**Your goal:**
Look through the listing and locate every line containing the word "الصحة"; copy those lines.

**Given records:**
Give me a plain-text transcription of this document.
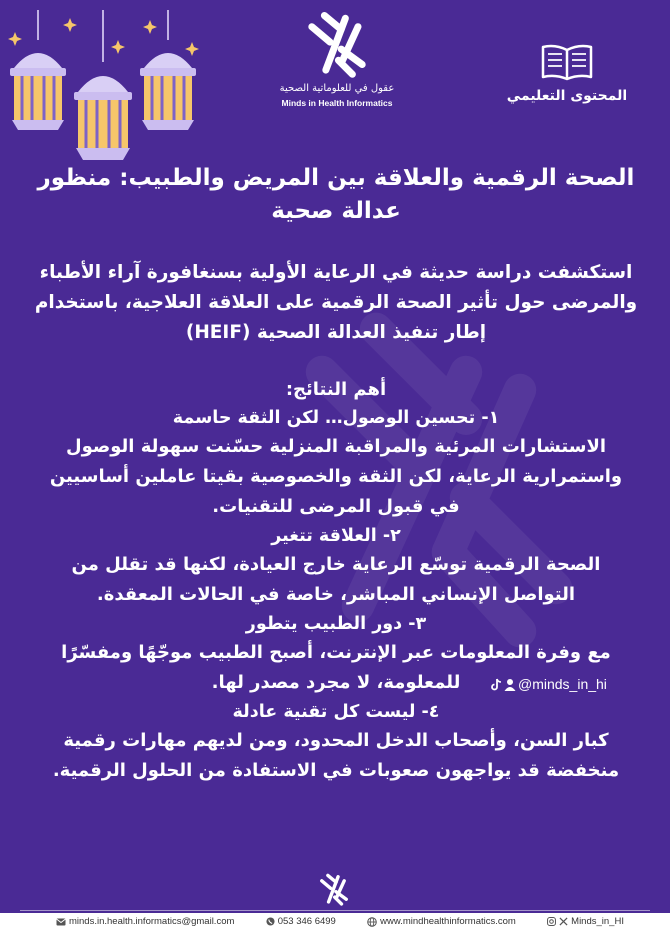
عقول في للعلوماتية الصحية
Minds in Health Informatics	المحتوى التعليمي
الصحة الرقمية والعلاقة بين المريض والطبيب: منظور
عدالة صحية
استكشفت دراسة حديثة في الرعاية الأولية بسنغافورة آراء الأطباء
والمرضى حول تأثير الصحة الرقمية على العلاقة العلاجية، باستخدام
إطار تنفيذ العدالة الصحية (HEIF)
أهم النتائج:
١- تحسين الوصول… لكن الثقة حاسمة
الاستشارات المرئية والمراقبة المنزلية حسّنت سهولة الوصول
واستمرارية الرعاية، لكن الثقة والخصوصية بقيتا عاملين أساسيين
في قبول المرضى للتقنيات.
٢- العلاقة تتغير
الصحة الرقمية توسّع الرعاية خارج العيادة، لكنها قد تقلل من
التواصل الإنساني المباشر، خاصة في الحالات المعقدة.
٣- دور الطبيب يتطور
مع وفرة المعلومات عبر الإنترنت، أصبح الطبيب موجّهًا ومفسّرًا
للمعلومة، لا مجرد مصدر لها.
٤- ليست كل تقنية عادلة
كبار السن، وأصحاب الدخل المحدود، ومن لديهم مهارات رقمية
منخفضة قد يواجهون صعوبات في الاستفادة من الحلول الرقمية.
@minds_in_hi
minds.in.health.informatics@gmail.com	053 346 6499	www.mindhealthinformatics.com	Minds_in_HI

**In response:**
الصحة الرقمية والعلاقة بين المريض والطبيب: منظور
والمرضى حول تأثير الصحة الرقمية على العلاقة العلاجية، باستخدام
الصحة الرقمية توسّع الرعاية خارج العيادة، لكنها قد تقلل من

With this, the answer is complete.